* EXTRAIT FOURNI
======

17.   La république d’Autriche a répondu à cette demande par lettre du 2 mars 1999. Elle a communiqué à la Commission les dispositions pertinentes du règlement de 1938 et du règlement de 1973, a mentionné la dérogation figurant à l’article 2, paragraphe 3, de la directive et a explicitement déclaré qu’elle n’avait pas l’intention de modifier les règles applicables à l’emploi des femmes dans les mines.

18.   Considérant que les interdictions d’employer les femmes édictées par les règlements de 1938 et de 1973 étaient incompatibles avec la directive, la Commission a envoyé à la république d’Autriche une lettre de mise en demeure le 29 avril 1999.

19.   Dans sa réponse du 2 juillet 1999, la république d’Autriche s’est référée à sa précédente lettre. Elle a ajouté que l’article 16 du règlement de 1938 ne s’appliquait pas à toutes les opérations minières et que, de plus, l’autorité minière avait accepté l’introduction de plusieurs exceptions à cette disposition. La république d’Autriche a également déclaré qu’elle envisageait un examen de la réglementation relative à la santé et à la sécurité au travail dans le secteur de l’industrie minière, qui couvrirait les deux dispositions en cause.

20.   La Commission n’était pas satisfaite par cette réponse et a communiqué à la république d’Autriche un avis motivé le 7 février 2002. La république d’Autriche a répondu le 11 avril 2002, expliquant que cette réglementation relative à l’interdiction de l’emploi des femmes dans l’industrie minière avait été modifiée par le règlement de 2001.

21.   Étant d’avis que les interdictions d’employer les femmes édictées dans les règlements de 1973 et de 2001 étaient contraires au droit communautaire, la Commission a introduit le présent recours par lequel elle cherche à faire constater que la république d’Autriche a manqué aux obligations qui lui incombent en vertu des dispositions combinées des articles 2 et 3 de la directive et des articles 10 CE et 249 CE.

======

* EXTRAIT DES DONNÉES
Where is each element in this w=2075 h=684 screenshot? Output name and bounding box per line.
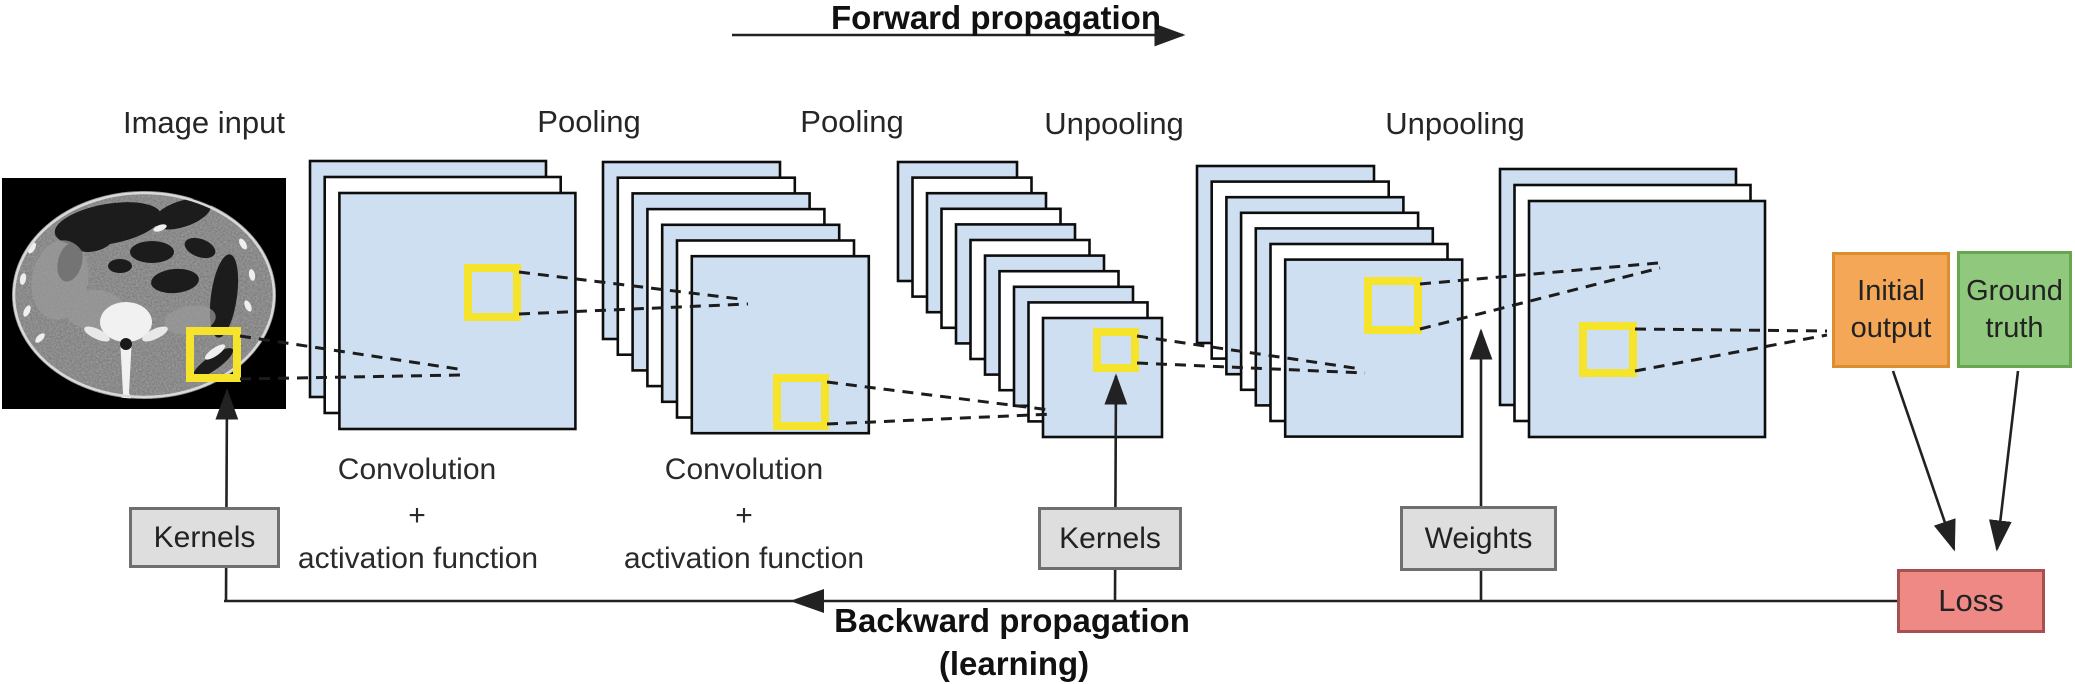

======

Rédigez la suite de l'extrait sur le recours de la Commission contre l'Autriche au sujet du travail des femmes dans les mines, à partir de sa dernière phrase.

 La recevabilité

22.   La république d’Autriche fait valoir que le recours est irrecevable en ce qui concerne l’interdiction d’employer les femmes dans l’industrie minière souterraine. Elle soutient que, conformément à la jurisprudence établie (8), l’avis motivé de la Commission et le recours devant la Cour de justice doivent être basés sur des griefs identiques et que ce n’est que lorsque que les mesures contestées dans la procédure précontentieuse ont été maintenues dans leur totalité que les modifications à la réglementation nationale adoptées entre l’envoi de l’avis motivé et l’introduction du recours devant la Cour n’affectent pas la recevabilité du recours. Tel n’est pas le cas en l’espèce puisque les mesures n’ont pas été maintenues dans leur totalité.

23.   Il est certainement vrai que l’objet du recours introduit en application de l’article 226 CE est circonscrit par la procédure précontentieuse prévue par cette disposition et que, par conséquent, l’avis motivé et le recours de la Commission doivent être fondés sur des griefs identiques (9).

24.   Cependant, la Cour a expressément déclaré que cette condition ne saurait aller jusqu’à exiger que les dispositions nationales citées dans l’avis motivé et dans la requête soient toujours complètement identiques. Lorsqu’un changement législatif est intervenu entre ces deux phases de la procédure, il suffit en effet que le système mis en place par la législation contestée au cours de la procédure précontentieuse ait été, dans son ensemble, maintenu par les nouvelles mesures adoptées par l’État membre postérieurement à l’avis motivé et qui sont attaquées dans le cadre du recours (10).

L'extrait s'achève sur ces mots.